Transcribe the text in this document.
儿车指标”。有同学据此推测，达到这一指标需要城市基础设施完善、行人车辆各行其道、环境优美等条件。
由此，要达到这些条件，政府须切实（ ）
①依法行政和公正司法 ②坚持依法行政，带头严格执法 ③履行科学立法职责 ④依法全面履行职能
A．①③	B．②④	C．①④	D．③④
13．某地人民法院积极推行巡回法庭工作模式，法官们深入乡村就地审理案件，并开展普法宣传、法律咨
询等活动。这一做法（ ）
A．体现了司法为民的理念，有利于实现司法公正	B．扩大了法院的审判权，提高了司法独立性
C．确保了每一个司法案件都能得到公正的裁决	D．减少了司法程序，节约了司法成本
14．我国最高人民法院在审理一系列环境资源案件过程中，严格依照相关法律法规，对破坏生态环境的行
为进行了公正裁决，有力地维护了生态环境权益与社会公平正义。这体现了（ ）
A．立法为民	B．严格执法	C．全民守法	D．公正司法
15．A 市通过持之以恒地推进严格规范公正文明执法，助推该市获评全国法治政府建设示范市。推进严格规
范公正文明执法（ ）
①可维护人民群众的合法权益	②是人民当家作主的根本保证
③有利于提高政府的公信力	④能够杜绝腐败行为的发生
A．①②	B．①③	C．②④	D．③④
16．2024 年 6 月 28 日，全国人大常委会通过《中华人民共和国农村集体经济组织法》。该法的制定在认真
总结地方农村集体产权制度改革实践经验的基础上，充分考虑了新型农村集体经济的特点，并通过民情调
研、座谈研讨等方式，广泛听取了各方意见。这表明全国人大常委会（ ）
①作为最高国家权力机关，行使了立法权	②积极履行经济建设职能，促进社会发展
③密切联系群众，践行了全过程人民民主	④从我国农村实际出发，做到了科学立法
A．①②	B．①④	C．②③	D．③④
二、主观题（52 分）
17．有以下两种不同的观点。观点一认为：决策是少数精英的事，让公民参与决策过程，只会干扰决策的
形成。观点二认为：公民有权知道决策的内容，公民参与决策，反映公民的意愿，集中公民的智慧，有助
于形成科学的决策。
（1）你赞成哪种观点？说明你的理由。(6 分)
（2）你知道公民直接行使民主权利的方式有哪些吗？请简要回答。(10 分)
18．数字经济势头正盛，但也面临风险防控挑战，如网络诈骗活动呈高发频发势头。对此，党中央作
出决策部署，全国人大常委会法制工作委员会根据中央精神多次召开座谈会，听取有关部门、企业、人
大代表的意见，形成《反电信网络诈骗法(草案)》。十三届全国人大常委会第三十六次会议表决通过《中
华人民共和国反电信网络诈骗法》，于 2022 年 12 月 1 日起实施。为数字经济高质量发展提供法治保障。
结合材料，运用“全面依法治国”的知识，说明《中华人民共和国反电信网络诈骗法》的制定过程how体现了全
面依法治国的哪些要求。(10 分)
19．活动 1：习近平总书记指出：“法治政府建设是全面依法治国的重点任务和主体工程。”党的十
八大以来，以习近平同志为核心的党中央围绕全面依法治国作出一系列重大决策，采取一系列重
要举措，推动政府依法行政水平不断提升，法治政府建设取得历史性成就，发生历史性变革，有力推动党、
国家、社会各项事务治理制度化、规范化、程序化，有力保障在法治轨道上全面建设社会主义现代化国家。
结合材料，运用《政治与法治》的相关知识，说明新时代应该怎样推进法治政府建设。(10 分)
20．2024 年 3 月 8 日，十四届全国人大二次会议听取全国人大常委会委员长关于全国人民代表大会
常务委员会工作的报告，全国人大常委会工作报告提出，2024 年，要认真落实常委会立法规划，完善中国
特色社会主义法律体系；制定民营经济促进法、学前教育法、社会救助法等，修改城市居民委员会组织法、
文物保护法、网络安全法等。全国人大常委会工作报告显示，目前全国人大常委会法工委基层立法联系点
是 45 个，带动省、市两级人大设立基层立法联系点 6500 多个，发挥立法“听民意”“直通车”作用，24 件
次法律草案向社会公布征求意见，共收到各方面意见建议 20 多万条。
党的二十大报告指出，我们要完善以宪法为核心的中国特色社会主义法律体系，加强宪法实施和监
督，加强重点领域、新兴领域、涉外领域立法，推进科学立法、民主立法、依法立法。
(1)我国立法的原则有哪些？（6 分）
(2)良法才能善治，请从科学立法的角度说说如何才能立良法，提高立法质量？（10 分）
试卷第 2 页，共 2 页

* _Problem requirements_:
Would you copy out each line exactly as written?

* _Final result_:
Transcribe the text in this document.
儿车指标”。有同学据此推测，达到这一指标需要城市基础设施完善、行人车辆各行其道、环境优美等条件。
由此，要达到这些条件，政府须切实（ ）
①依法行政和公正司法 ②坚持依法行政，带头严格执法 ③履行科学立法职责 ④依法全面履行职能
A．①③	B．②④	C．①④	D．③④
13．某地人民法院积极推行巡回法庭工作模式，法官们深入乡村就地审理案件，并开展普法宣传、法律咨
询等活动。这一做法（ ）
A．体现了司法为民的理念，有利于实现司法公正	B．扩大了法院的审判权，提高了司法独立性
C．确保了每一个司法案件都能得到公正的裁决	D．减少了司法程序，节约了司法成本
14．我国最高人民法院在审理一系列环境资源案件过程中，严格依照相关法律法规，对破坏生态环境的行
为进行了公正裁决，有力地维护了生态环境权益与社会公平正义。这体现了（ ）
A．立法为民	B．严格执法	C．全民守法	D．公正司法
15．A 市通过持之以恒地推进严格规范公正文明执法，助推该市获评全国法治政府建设示范市。推进严格规
范公正文明执法（ ）
①可维护人民群众的合法权益	②是人民当家作主的根本保证
③有利于提高政府的公信力	④能够杜绝腐败行为的发生
A．①②	B．①③	C．②④	D．③④
16．2024 年 6 月 28 日，全国人大常委会通过《中华人民共和国农村集体经济组织法》。该法的制定在认真
总结地方农村集体产权制度改革实践经验的基础上，充分考虑了新型农村集体经济的特点，并通过民情调
研、座谈研讨等方式，广泛听取了各方意见。这表明全国人大常委会（ ）
①作为最高国家权力机关，行使了立法权	②积极履行经济建设职能，促进社会发展
③密切联系群众，践行了全过程人民民主	④从我国农村实际出发，做到了科学立法
A．①②	B．①④	C．②③	D．③④
二、主观题（52 分）
17．有以下两种不同的观点。观点一认为：决策是少数精英的事，让公民参与决策过程，只会干扰决策的
形成。观点二认为：公民有权知道决策的内容，公民参与决策，反映公民的意愿，集中公民的智慧，有助
于形成科学的决策。
（1）你赞成哪种观点？说明你的理由。(6 分)
（2）你知道公民直接行使民主权利的方式有哪些吗？请简要回答。(10 分)
18．数字经济势头正盛，但也面临风险防控挑战，如网络诈骗活动呈高发频发势头。对此，党中央作
出决策部署，全国人大常委会法制工作委员会根据中央精神多次召开座谈会，听取有关部门、企业、人
大代表的意见，形成《反电信网络诈骗法(草案)》。十三届全国人大常委会第三十六次会议表决通过《中
华人民共和国反电信网络诈骗法》，于 2022 年 12 月 1 日起实施。为数字经济高质量发展提供法治保障。
结合材料，运用“全面依法治国”的知识，说明《中华人民共和国反电信网络诈骗法》的制定过程how体现了全
面依法治国的哪些要求。(10 分)
19．活动 1：习近平总书记指出：“法治政府建设是全面依法治国的重点任务和主体工程。”党的十
八大以来，以习近平同志为核心的党中央围绕全面依法治国作出一系列重大决策，采取一系列重
要举措，推动政府依法行政水平不断提升，法治政府建设取得历史性成就，发生历史性变革，有力推动党、
国家、社会各项事务治理制度化、规范化、程序化，有力保障在法治轨道上全面建设社会主义现代化国家。
结合材料，运用《政治与法治》的相关知识，说明新时代应该怎样推进法治政府建设。(10 分)
20．2024 年 3 月 8 日，十四届全国人大二次会议听取全国人大常委会委员长关于全国人民代表大会
常务委员会工作的报告，全国人大常委会工作报告提出，2024 年，要认真落实常委会立法规划，完善中国
特色社会主义法律体系；制定民营经济促进法、学前教育法、社会救助法等，修改城市居民委员会组织法、
文物保护法、网络安全法等。全国人大常委会工作报告显示，目前全国人大常委会法工委基层立法联系点
是 45 个，带动省、市两级人大设立基层立法联系点 6500 多个，发挥立法“听民意”“直通车”作用，24 件
次法律草案向社会公布征求意见，共收到各方面意见建议 20 多万条。
党的二十大报告指出，我们要完善以宪法为核心的中国特色社会主义法律体系，加强宪法实施和监
督，加强重点领域、新兴领域、涉外领域立法，推进科学立法、民主立法、依法立法。
(1)我国立法的原则有哪些？（6 分）
(2)良法才能善治，请从科学立法的角度说说如何才能立良法，提高立法质量？（10 分）
试卷第 2 页，共 2 页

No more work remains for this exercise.